» **Task to complete**: Lines that include the word "Times" are the ones to copy.

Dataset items

⁂

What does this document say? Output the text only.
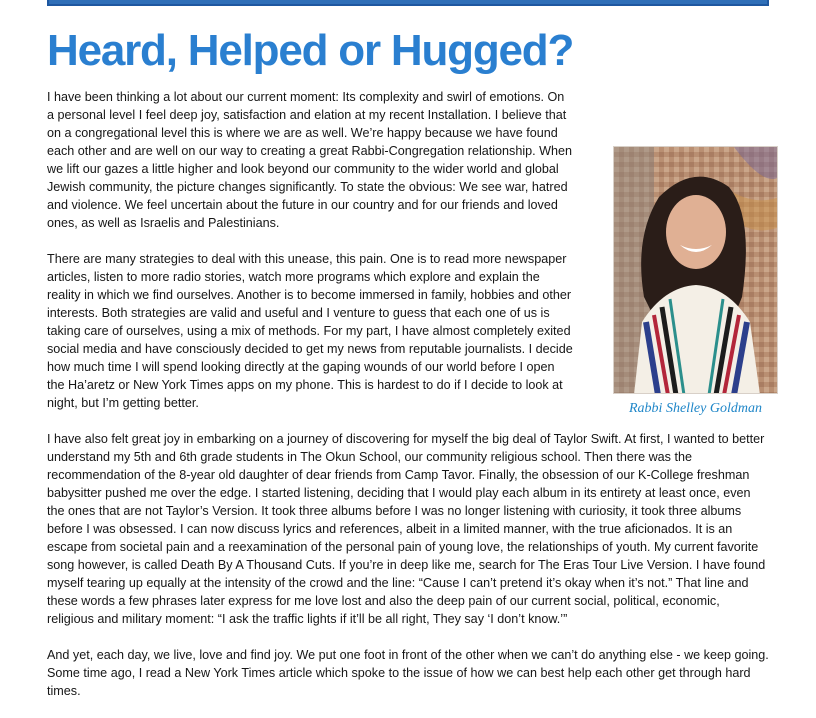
Heard, Helped or Hugged?

I have been thinking a lot about our current moment: Its complexity and swirl of emotions. On a personal level I feel deep joy, satisfaction and elation at my recent Installation. I believe that on a congregational level this is where we are as well. We’re happy because we have found each other and are well on our way to creating a great Rabbi-Congregation relationship. When we lift our gazes a little higher and look beyond our community to the wider world and global Jewish community, the picture changes significantly. To state the obvious: We see war, hatred and violence. We feel uncertain about the future in our country and for our friends and loved ones, as well as Israelis and Palestinians.

There are many strategies to deal with this unease, this pain. One is to read more newspaper articles, listen to more radio stories, watch more programs which explore and explain the reality in which we find ourselves. Another is to become immersed in family, hobbies and other interests. Both strategies are valid and useful and I venture to guess that each one of us is taking care of ourselves, using a mix of methods. For my part, I have almost completely exited social media and have consciously decided to get my news from reputable journalists. I decide how much time I will spend looking directly at the gaping wounds of our world before I open the Ha’aretz or New York Times apps on my phone. This is hardest to do if I decide to look at night, but I’m getting better.

I have also felt great joy in embarking on a journey of discovering for myself the big deal of Taylor Swift. At first, I wanted to better understand my 5th and 6th grade students in The Okun School, our community religious school. Then there was the recommendation of the 8-year old daughter of dear friends from Camp Tavor. Finally, the obsession of our K-College freshman babysitter pushed me over the edge. I started listening, deciding that I would play each album in its entirety at least once, even the ones that are not Taylor’s Version. It took three albums before I was no longer listening with curiosity, it took three albums before I was obsessed. I can now discuss lyrics and references, albeit in a limited manner, with the true aficionados. It is an escape from societal pain and a reexamination of the personal pain of young love, the relationships of youth. My current favorite song however, is called Death By A Thousand Cuts. If you’re in deep like me, search for The Eras Tour Live Version. I have found myself tearing up equally at the intensity of the crowd and the line: “Cause I can’t pretend it’s okay when it’s not.” That line and these words a few phrases later express for me love lost and also the deep pain of our current social, political, economic, religious and military moment: “I ask the traffic lights if it’ll be all right, They say ‘I don’t know.’”

And yet, each day, we live, love and find joy. We put one foot in front of the other when we can’t do anything else - we keep going. Some time ago, I read a New York Times article which spoke to the issue of how we can best help each other get through hard times.

Rabbi Shelley Goldman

⁂

» **Solution**:
There are many strategies to deal with this unease, this pain. One is to read more newspaper articles, listen to more radio stories, watch more programs which explore and explain the reality in which we find ourselves. Another is to become immersed in family, hobbies and other interests. Both strategies are valid and useful and I venture to guess that each one of us is taking care of ourselves, using a mix of methods. For my part, I have almost completely exited social media and have consciously decided to get my news from reputable journalists. I decide how much time I will spend looking directly at the gaping wounds of our world before I open the Ha’aretz or New York Times apps on my phone. This is hardest to do if I decide to look at night, but I’m getting better.
And yet, each day, we live, love and find joy. We put one foot in front of the other when we can’t do anything else - we keep going. Some time ago, I read a New York Times article which spoke to the issue of how we can best help each other get through hard times.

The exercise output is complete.